● THE REQUEST:
Return all of the entries exactly, with nothing added or left out.

(Items listed in a dataset)
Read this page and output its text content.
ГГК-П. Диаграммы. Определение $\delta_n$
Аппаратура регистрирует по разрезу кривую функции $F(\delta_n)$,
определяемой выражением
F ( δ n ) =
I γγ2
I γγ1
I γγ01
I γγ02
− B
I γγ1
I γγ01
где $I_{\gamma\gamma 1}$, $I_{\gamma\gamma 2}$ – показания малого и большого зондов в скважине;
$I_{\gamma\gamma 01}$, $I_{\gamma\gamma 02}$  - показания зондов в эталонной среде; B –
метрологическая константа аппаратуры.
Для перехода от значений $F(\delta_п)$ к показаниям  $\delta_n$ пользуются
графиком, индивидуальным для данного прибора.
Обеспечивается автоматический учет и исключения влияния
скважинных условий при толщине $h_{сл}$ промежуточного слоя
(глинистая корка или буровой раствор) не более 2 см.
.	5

● EXERCISE ANSWER:
Read this page and output its text content.
ГГК-П. Диаграммы. Определение $\delta_n$
Аппаратура регистрирует по разрезу кривую функции $F(\delta_n)$,
определяемой выражением
F ( δ n ) =
I γγ2
I γγ1
I γγ01
I γγ02
− B
I γγ1
I γγ01
где $I_{\gamma\gamma 1}$, $I_{\gamma\gamma 2}$ – показания малого и большого зондов в скважине;
$I_{\gamma\gamma 01}$, $I_{\gamma\gamma 02}$  - показания зондов в эталонной среде; B –
метрологическая константа аппаратуры.
Для перехода от значений $F(\delta_п)$ к показаниям  $\delta_n$ пользуются
графиком, индивидуальным для данного прибора.
Обеспечивается автоматический учет и исключения влияния
скважинных условий при толщине $h_{сл}$ промежуточного слоя
(глинистая корка или буровой раствор) не более 2 см.
.	5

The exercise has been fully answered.